* Input data

┏━━

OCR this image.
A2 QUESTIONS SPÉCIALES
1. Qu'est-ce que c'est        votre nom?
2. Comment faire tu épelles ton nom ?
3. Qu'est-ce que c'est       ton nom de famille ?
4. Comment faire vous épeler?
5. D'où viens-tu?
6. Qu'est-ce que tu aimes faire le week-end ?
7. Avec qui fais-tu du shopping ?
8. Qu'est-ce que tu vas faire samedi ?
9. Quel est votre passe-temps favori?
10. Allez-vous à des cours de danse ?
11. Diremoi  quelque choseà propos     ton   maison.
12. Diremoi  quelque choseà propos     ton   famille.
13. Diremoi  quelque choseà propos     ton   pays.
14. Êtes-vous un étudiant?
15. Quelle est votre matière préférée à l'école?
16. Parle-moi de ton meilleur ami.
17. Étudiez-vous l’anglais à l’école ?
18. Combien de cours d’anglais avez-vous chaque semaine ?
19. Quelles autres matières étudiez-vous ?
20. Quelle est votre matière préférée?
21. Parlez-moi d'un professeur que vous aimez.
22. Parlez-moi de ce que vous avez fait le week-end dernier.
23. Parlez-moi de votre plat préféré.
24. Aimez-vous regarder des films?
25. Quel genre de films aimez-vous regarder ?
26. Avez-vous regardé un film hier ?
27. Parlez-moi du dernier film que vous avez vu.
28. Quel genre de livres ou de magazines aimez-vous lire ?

┗━━

* What you should do
Would you restate each of the entries word for word?

* Expected answer
OCR this image.
A2 QUESTIONS SPÉCIALES
1. Qu'est-ce que c'est        votre nom?
2. Comment faire tu épelles ton nom ?
3. Qu'est-ce que c'est       ton nom de famille ?
4. Comment faire vous épeler?
5. D'où viens-tu?
6. Qu'est-ce que tu aimes faire le week-end ?
7. Avec qui fais-tu du shopping ?
8. Qu'est-ce que tu vas faire samedi ?
9. Quel est votre passe-temps favori?
10. Allez-vous à des cours de danse ?
11. Diremoi  quelque choseà propos     ton   maison.
12. Diremoi  quelque choseà propos     ton   famille.
13. Diremoi  quelque choseà propos     ton   pays.
14. Êtes-vous un étudiant?
15. Quelle est votre matière préférée à l'école?
16. Parle-moi de ton meilleur ami.
17. Étudiez-vous l’anglais à l’école ?
18. Combien de cours d’anglais avez-vous chaque semaine ?
19. Quelles autres matières étudiez-vous ?
20. Quelle est votre matière préférée?
21. Parlez-moi d'un professeur que vous aimez.
22. Parlez-moi de ce que vous avez fait le week-end dernier.
23. Parlez-moi de votre plat préféré.
24. Aimez-vous regarder des films?
25. Quel genre de films aimez-vous regarder ?
26. Avez-vous regardé un film hier ?
27. Parlez-moi du dernier film que vous avez vu.
28. Quel genre de livres ou de magazines aimez-vous lire ?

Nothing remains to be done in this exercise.